[Structured figure records]
►

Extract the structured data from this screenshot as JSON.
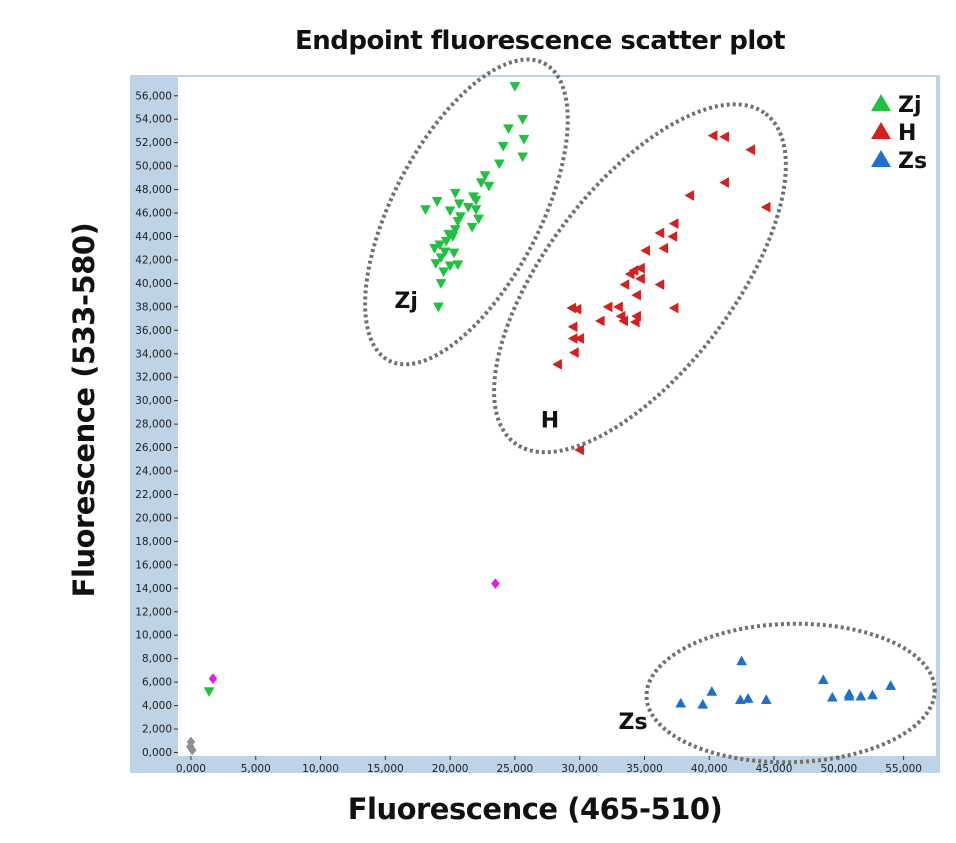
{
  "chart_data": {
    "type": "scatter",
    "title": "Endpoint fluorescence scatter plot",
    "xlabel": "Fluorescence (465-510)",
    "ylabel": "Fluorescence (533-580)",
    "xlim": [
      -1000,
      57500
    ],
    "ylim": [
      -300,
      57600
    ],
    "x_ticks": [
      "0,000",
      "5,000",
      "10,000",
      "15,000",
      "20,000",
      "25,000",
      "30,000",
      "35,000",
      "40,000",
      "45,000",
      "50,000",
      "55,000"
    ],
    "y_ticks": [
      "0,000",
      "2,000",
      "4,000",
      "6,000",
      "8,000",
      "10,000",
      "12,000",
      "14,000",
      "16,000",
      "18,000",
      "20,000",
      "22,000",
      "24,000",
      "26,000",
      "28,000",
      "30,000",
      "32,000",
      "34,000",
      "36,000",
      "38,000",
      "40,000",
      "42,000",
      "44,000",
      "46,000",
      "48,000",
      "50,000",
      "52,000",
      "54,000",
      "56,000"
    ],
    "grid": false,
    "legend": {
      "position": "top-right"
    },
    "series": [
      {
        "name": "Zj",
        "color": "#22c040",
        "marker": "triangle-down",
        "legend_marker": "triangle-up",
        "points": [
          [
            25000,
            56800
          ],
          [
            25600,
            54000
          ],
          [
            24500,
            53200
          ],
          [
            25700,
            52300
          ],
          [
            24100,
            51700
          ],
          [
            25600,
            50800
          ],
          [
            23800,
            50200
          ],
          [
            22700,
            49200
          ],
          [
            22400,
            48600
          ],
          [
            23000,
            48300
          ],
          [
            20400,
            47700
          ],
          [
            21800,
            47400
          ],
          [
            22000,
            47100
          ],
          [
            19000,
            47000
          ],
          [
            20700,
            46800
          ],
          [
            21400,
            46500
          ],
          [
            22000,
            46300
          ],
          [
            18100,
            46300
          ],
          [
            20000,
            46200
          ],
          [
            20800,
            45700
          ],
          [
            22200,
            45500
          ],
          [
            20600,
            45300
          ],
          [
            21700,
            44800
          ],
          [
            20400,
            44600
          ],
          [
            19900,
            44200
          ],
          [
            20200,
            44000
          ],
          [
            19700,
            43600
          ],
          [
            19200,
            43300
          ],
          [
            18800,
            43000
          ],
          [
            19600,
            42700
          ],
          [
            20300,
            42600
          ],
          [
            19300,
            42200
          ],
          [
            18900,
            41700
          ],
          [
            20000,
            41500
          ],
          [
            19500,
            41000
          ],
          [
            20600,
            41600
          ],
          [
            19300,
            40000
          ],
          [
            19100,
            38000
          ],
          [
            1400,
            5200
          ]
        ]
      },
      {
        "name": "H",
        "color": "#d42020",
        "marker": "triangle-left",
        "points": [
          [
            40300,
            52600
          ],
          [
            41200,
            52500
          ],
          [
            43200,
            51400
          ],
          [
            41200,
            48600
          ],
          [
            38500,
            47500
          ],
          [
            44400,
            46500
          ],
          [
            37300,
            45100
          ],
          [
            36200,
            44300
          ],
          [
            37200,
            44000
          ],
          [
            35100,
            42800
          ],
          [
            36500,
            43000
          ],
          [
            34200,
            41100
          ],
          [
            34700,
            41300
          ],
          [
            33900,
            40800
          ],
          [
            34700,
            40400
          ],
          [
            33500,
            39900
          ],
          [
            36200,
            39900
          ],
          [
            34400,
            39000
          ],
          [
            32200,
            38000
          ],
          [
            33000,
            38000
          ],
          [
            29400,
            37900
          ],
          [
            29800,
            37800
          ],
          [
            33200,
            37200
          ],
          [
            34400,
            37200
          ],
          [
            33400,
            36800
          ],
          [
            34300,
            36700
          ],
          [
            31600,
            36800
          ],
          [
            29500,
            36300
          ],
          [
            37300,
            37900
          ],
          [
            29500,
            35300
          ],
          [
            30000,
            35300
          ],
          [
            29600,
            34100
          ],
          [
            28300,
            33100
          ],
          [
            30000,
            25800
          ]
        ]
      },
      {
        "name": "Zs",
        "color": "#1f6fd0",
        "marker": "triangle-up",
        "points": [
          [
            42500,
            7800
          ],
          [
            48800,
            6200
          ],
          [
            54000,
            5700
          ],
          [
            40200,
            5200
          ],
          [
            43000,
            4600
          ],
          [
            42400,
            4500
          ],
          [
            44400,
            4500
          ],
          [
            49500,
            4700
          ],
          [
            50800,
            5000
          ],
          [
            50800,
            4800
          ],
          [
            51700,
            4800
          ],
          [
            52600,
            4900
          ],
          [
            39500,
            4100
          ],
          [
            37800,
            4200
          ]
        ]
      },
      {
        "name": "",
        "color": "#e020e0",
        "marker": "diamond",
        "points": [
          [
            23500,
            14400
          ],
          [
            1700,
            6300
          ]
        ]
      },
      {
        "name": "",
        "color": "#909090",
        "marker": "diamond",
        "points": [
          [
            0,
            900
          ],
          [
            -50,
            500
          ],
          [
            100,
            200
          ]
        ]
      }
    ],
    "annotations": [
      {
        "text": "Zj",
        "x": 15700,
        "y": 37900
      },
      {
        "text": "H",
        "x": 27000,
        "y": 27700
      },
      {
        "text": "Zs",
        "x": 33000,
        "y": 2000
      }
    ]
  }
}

◄

• [Set task]:
Reproduce the material word for word. Any pictures should be left out of the copy.

• [Exercise solution]:
Extract the structured data from this screenshot as JSON.
{
  "chart_data": {
    "type": "scatter",
    "title": "Endpoint fluorescence scatter plot",
    "xlabel": "Fluorescence (465-510)",
    "ylabel": "Fluorescence (533-580)",
    "xlim": [
      -1000,
      57500
    ],
    "ylim": [
      -300,
      57600
    ],
    "x_ticks": [
      "0,000",
      "5,000",
      "10,000",
      "15,000",
      "20,000",
      "25,000",
      "30,000",
      "35,000",
      "40,000",
      "45,000",
      "50,000",
      "55,000"
    ],
    "y_ticks": [
      "0,000",
      "2,000",
      "4,000",
      "6,000",
      "8,000",
      "10,000",
      "12,000",
      "14,000",
      "16,000",
      "18,000",
      "20,000",
      "22,000",
      "24,000",
      "26,000",
      "28,000",
      "30,000",
      "32,000",
      "34,000",
      "36,000",
      "38,000",
      "40,000",
      "42,000",
      "44,000",
      "46,000",
      "48,000",
      "50,000",
      "52,000",
      "54,000",
      "56,000"
    ],
    "grid": false,
    "legend": {
      "position": "top-right"
    },
    "series": [
      {
        "name": "Zj",
        "color": "#22c040",
        "marker": "triangle-down",
        "legend_marker": "triangle-up",
        "points": [
          [
            25000,
            56800
          ],
          [
            25600,
            54000
          ],
          [
            24500,
            53200
          ],
          [
            25700,
            52300
          ],
          [
            24100,
            51700
          ],
          [
            25600,
            50800
          ],
          [
            23800,
            50200
          ],
          [
            22700,
            49200
          ],
          [
            22400,
            48600
          ],
          [
            23000,
            48300
          ],
          [
            20400,
            47700
          ],
          [
            21800,
            47400
          ],
          [
            22000,
            47100
          ],
          [
            19000,
            47000
          ],
          [
            20700,
            46800
          ],
          [
            21400,
            46500
          ],
          [
            22000,
            46300
          ],
          [
            18100,
            46300
          ],
          [
            20000,
            46200
          ],
          [
            20800,
            45700
          ],
          [
            22200,
            45500
          ],
          [
            20600,
            45300
          ],
          [
            21700,
            44800
          ],
          [
            20400,
            44600
          ],
          [
            19900,
            44200
          ],
          [
            20200,
            44000
          ],
          [
            19700,
            43600
          ],
          [
            19200,
            43300
          ],
          [
            18800,
            43000
          ],
          [
            19600,
            42700
          ],
          [
            20300,
            42600
          ],
          [
            19300,
            42200
          ],
          [
            18900,
            41700
          ],
          [
            20000,
            41500
          ],
          [
            19500,
            41000
          ],
          [
            20600,
            41600
          ],
          [
            19300,
            40000
          ],
          [
            19100,
            38000
          ],
          [
            1400,
            5200
          ]
        ]
      },
      {
        "name": "H",
        "color": "#d42020",
        "marker": "triangle-left",
        "points": [
          [
            40300,
            52600
          ],
          [
            41200,
            52500
          ],
          [
            43200,
            51400
          ],
          [
            41200,
            48600
          ],
          [
            38500,
            47500
          ],
          [
            44400,
            46500
          ],
          [
            37300,
            45100
          ],
          [
            36200,
            44300
          ],
          [
            37200,
            44000
          ],
          [
            35100,
            42800
          ],
          [
            36500,
            43000
          ],
          [
            34200,
            41100
          ],
          [
            34700,
            41300
          ],
          [
            33900,
            40800
          ],
          [
            34700,
            40400
          ],
          [
            33500,
            39900
          ],
          [
            36200,
            39900
          ],
          [
            34400,
            39000
          ],
          [
            32200,
            38000
          ],
          [
            33000,
            38000
          ],
          [
            29400,
            37900
          ],
          [
            29800,
            37800
          ],
          [
            33200,
            37200
          ],
          [
            34400,
            37200
          ],
          [
            33400,
            36800
          ],
          [
            34300,
            36700
          ],
          [
            31600,
            36800
          ],
          [
            29500,
            36300
          ],
          [
            37300,
            37900
          ],
          [
            29500,
            35300
          ],
          [
            30000,
            35300
          ],
          [
            29600,
            34100
          ],
          [
            28300,
            33100
          ],
          [
            30000,
            25800
          ]
        ]
      },
      {
        "name": "Zs",
        "color": "#1f6fd0",
        "marker": "triangle-up",
        "points": [
          [
            42500,
            7800
          ],
          [
            48800,
            6200
          ],
          [
            54000,
            5700
          ],
          [
            40200,
            5200
          ],
          [
            43000,
            4600
          ],
          [
            42400,
            4500
          ],
          [
            44400,
            4500
          ],
          [
            49500,
            4700
          ],
          [
            50800,
            5000
          ],
          [
            50800,
            4800
          ],
          [
            51700,
            4800
          ],
          [
            52600,
            4900
          ],
          [
            39500,
            4100
          ],
          [
            37800,
            4200
          ]
        ]
      },
      {
        "name": "",
        "color": "#e020e0",
        "marker": "diamond",
        "points": [
          [
            23500,
            14400
          ],
          [
            1700,
            6300
          ]
        ]
      },
      {
        "name": "",
        "color": "#909090",
        "marker": "diamond",
        "points": [
          [
            0,
            900
          ],
          [
            -50,
            500
          ],
          [
            100,
            200
          ]
        ]
      }
    ],
    "annotations": [
      {
        "text": "Zj",
        "x": 15700,
        "y": 37900
      },
      {
        "text": "H",
        "x": 27000,
        "y": 27700
      },
      {
        "text": "Zs",
        "x": 33000,
        "y": 2000
      }
    ]
  }
}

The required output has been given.